## To do
Drop every picture, then transcribe the remaining data exactly.

■ ■ ■ ■

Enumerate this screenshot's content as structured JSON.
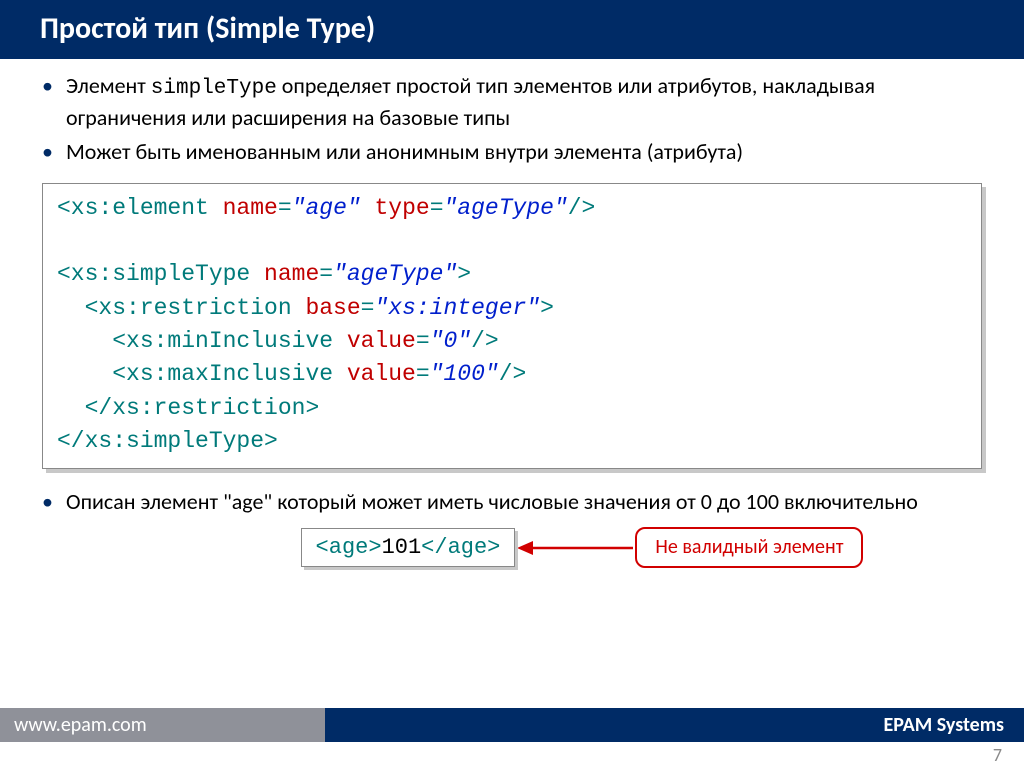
{
  "title": "Простой тип (Simple Type)",
  "bullets_top": [
    {
      "pre": "Элемент ",
      "mono": "simpleType",
      "post": " определяет простой тип элементов или атрибутов, накладывая ограничения или расширения на базовые типы"
    },
    {
      "pre": "Может быть именованным или анонимным внутри элемента (атрибута)",
      "mono": "",
      "post": ""
    }
  ],
  "code": {
    "l1": {
      "tag_open": "<xs:element",
      "a1n": " name",
      "a1v": "\"age\"",
      "a2n": " type",
      "a2v": "\"ageType\"",
      "close": "/>"
    },
    "l3": {
      "tag_open": "<xs:simpleType",
      "an": " name",
      "av": "\"ageType\"",
      "close": ">"
    },
    "l4": {
      "tag_open": "  <xs:restriction",
      "an": " base",
      "av": "\"xs:integer\"",
      "close": ">"
    },
    "l5": {
      "tag_open": "    <xs:minInclusive",
      "an": " value",
      "av": "\"0\"",
      "close": "/>"
    },
    "l6": {
      "tag_open": "    <xs:maxInclusive",
      "an": " value",
      "av": "\"100\"",
      "close": "/>"
    },
    "l7": "  </xs:restriction>",
    "l8": "</xs:simpleType>"
  },
  "bullets_bottom": [
    "Описан элемент  \"age\"  который может иметь числовые значения от 0 до 100 включительно"
  ],
  "example": {
    "open": "<age>",
    "val": "101",
    "close": "</age>"
  },
  "callout": "Не валидный элемент",
  "footer": {
    "left": "www.epam.com",
    "right": "EPAM Systems"
  },
  "page_number": "7"
}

■ ■ ■ ■

## The result
Enumerate this screenshot's content as structured JSON.
{
  "title": "Простой тип (Simple Type)",
  "bullets_top": [
    {
      "pre": "Элемент ",
      "mono": "simpleType",
      "post": " определяет простой тип элементов или атрибутов, накладывая ограничения или расширения на базовые типы"
    },
    {
      "pre": "Может быть именованным или анонимным внутри элемента (атрибута)",
      "mono": "",
      "post": ""
    }
  ],
  "code": {
    "l1": {
      "tag_open": "<xs:element",
      "a1n": " name",
      "a1v": "\"age\"",
      "a2n": " type",
      "a2v": "\"ageType\"",
      "close": "/>"
    },
    "l3": {
      "tag_open": "<xs:simpleType",
      "an": " name",
      "av": "\"ageType\"",
      "close": ">"
    },
    "l4": {
      "tag_open": "  <xs:restriction",
      "an": " base",
      "av": "\"xs:integer\"",
      "close": ">"
    },
    "l5": {
      "tag_open": "    <xs:minInclusive",
      "an": " value",
      "av": "\"0\"",
      "close": "/>"
    },
    "l6": {
      "tag_open": "    <xs:maxInclusive",
      "an": " value",
      "av": "\"100\"",
      "close": "/>"
    },
    "l7": "  </xs:restriction>",
    "l8": "</xs:simpleType>"
  },
  "bullets_bottom": [
    "Описан элемент  \"age\"  который может иметь числовые значения от 0 до 100 включительно"
  ],
  "example": {
    "open": "<age>",
    "val": "101",
    "close": "</age>"
  },
  "callout": "Не валидный элемент",
  "footer": {
    "left": "www.epam.com",
    "right": "EPAM Systems"
  },
  "page_number": "7"
}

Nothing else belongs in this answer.